▶ Stored items:
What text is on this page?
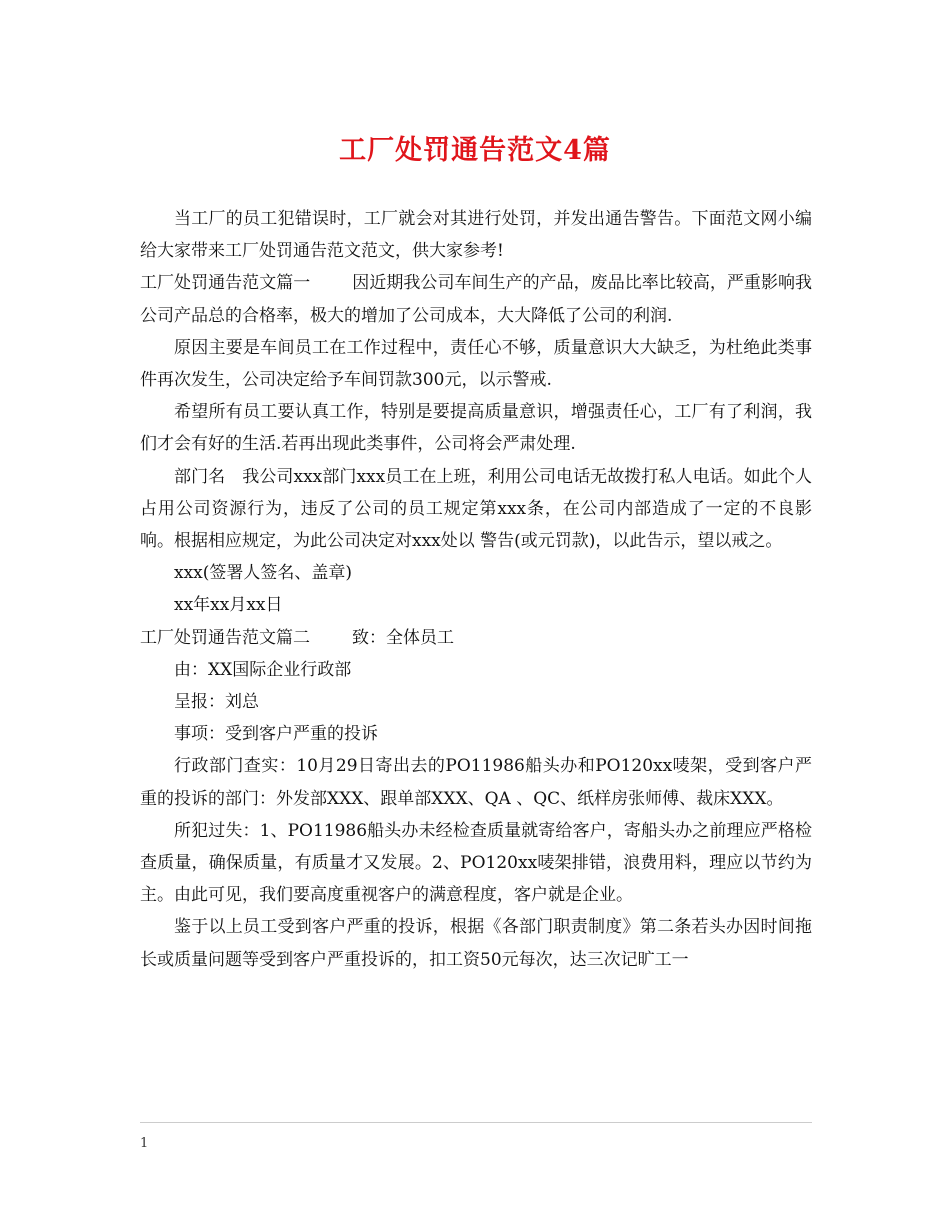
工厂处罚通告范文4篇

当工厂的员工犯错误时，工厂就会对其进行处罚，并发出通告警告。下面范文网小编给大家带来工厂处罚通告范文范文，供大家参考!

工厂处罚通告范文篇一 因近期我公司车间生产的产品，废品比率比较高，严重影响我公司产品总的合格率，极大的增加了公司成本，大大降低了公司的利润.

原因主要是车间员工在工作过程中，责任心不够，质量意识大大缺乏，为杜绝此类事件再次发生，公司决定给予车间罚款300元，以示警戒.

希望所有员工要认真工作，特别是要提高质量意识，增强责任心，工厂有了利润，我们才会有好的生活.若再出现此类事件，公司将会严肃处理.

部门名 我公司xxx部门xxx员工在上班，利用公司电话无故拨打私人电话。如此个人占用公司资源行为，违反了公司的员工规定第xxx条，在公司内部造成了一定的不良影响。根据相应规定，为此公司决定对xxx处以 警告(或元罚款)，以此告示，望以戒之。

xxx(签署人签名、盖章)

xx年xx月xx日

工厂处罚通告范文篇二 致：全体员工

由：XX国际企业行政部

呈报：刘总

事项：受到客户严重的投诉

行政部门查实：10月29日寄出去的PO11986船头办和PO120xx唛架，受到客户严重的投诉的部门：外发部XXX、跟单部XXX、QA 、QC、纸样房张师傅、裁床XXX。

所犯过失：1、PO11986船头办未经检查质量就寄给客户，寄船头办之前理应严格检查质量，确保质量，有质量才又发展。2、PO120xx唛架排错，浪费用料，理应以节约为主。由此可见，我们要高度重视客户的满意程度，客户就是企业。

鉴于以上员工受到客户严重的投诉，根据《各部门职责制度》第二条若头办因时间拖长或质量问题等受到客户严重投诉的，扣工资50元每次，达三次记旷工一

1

--

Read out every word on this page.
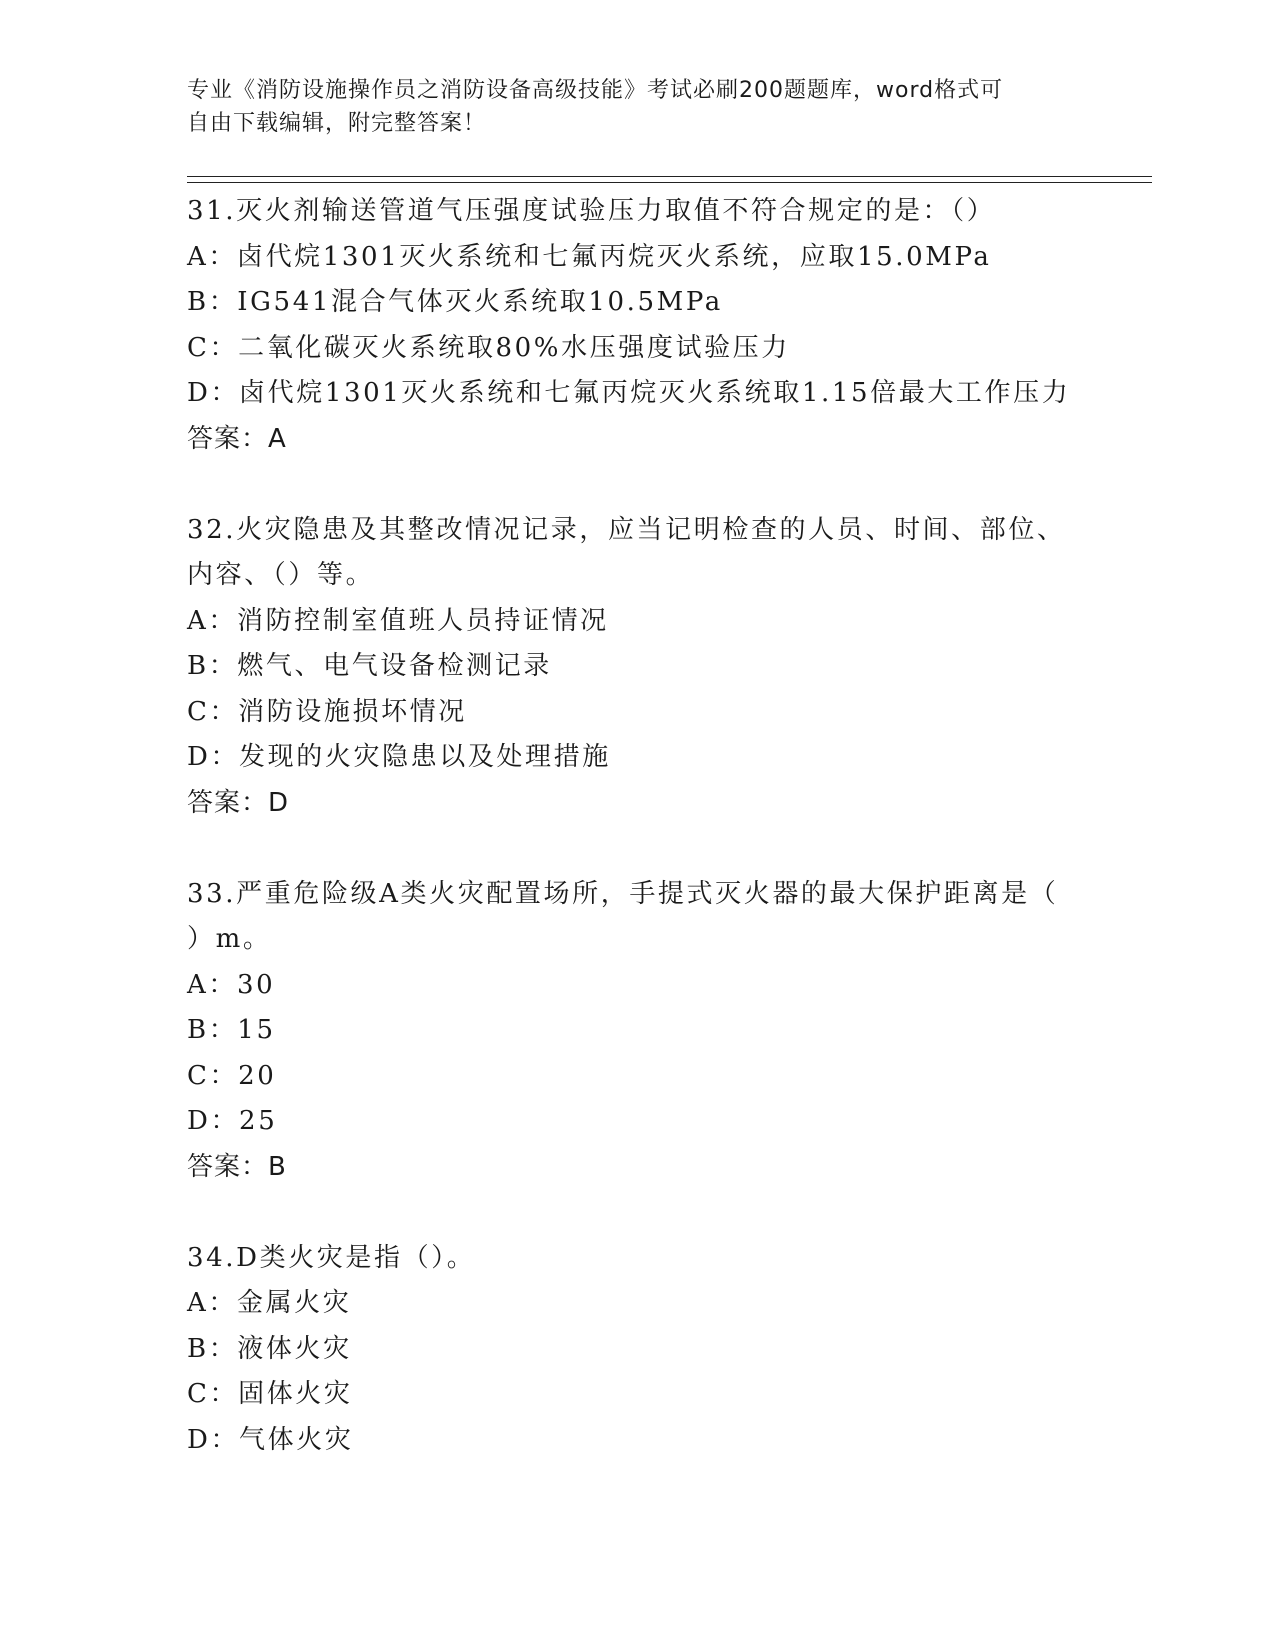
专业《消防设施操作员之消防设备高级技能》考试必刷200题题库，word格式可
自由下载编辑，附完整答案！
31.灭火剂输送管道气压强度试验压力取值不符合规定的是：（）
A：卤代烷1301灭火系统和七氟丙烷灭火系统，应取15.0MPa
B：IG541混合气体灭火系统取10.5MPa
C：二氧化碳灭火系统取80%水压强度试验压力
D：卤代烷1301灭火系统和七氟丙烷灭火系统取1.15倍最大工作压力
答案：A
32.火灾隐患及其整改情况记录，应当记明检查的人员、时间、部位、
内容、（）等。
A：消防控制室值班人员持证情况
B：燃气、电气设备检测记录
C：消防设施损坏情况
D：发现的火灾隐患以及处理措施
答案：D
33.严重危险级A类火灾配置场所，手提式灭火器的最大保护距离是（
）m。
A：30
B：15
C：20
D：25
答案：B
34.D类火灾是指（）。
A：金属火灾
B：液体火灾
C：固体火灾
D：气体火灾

==

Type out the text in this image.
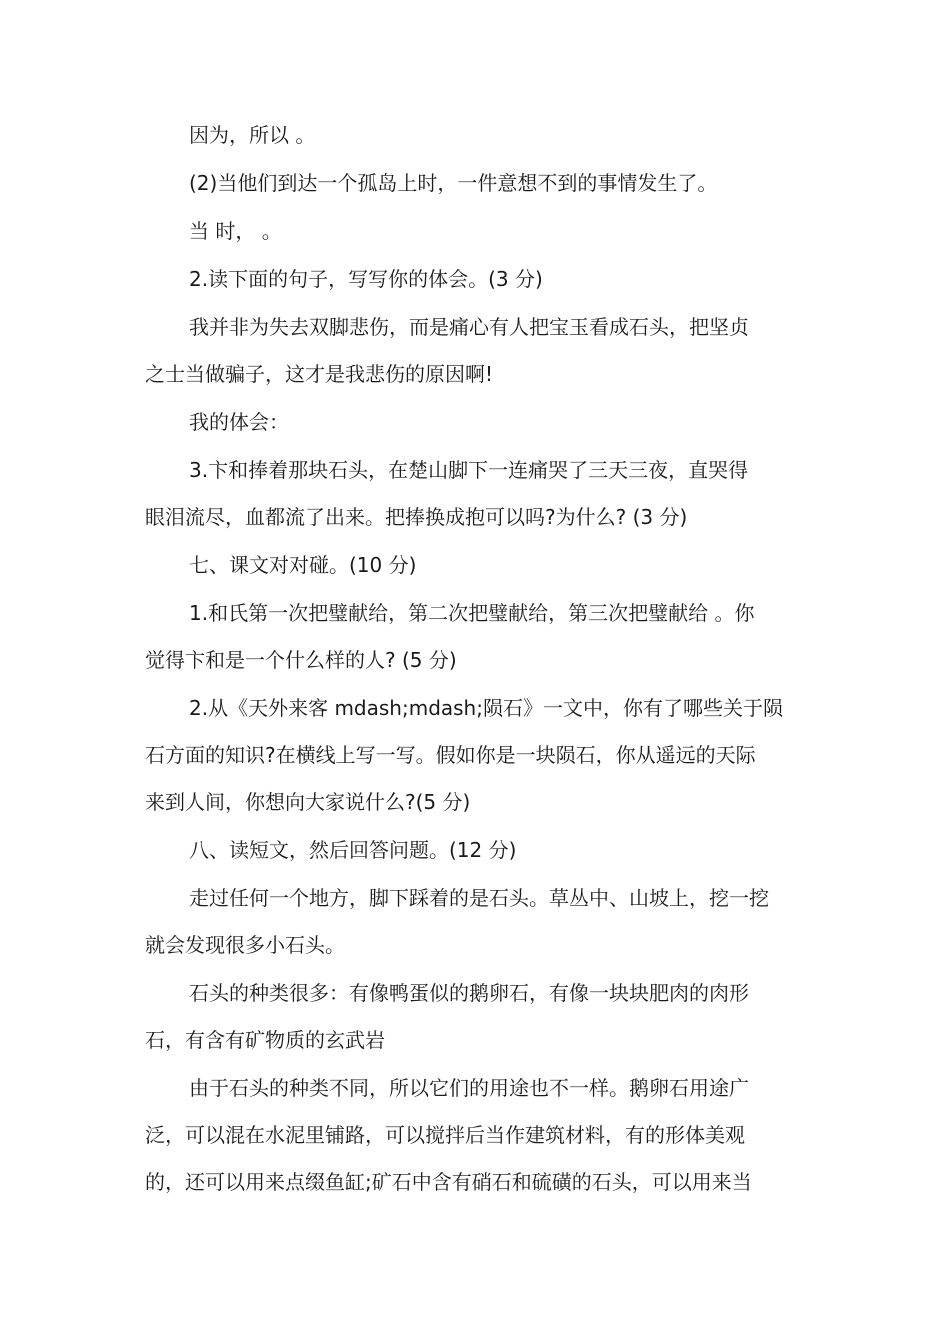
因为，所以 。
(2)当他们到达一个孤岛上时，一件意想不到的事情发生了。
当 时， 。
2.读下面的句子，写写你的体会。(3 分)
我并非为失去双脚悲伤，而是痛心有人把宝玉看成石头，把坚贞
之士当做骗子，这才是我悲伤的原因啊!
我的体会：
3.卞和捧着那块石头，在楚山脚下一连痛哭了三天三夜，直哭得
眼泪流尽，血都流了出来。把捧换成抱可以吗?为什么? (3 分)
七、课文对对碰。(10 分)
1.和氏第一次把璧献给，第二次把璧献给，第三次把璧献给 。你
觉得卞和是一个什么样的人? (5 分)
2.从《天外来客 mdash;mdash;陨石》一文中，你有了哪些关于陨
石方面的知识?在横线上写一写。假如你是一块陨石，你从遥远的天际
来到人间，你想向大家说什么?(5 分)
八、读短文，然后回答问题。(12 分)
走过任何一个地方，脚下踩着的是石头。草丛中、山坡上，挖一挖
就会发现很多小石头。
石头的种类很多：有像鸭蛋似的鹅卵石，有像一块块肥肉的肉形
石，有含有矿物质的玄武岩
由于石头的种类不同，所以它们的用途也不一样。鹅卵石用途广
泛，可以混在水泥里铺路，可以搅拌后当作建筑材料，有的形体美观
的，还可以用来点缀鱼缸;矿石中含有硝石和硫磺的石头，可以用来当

▶ Set exercise: Look over the listing. Pull out every line with the string "this" in it.

▶ Answer for the task:
What text is on this page?
Read out every word on this page.
Type out the text in this image.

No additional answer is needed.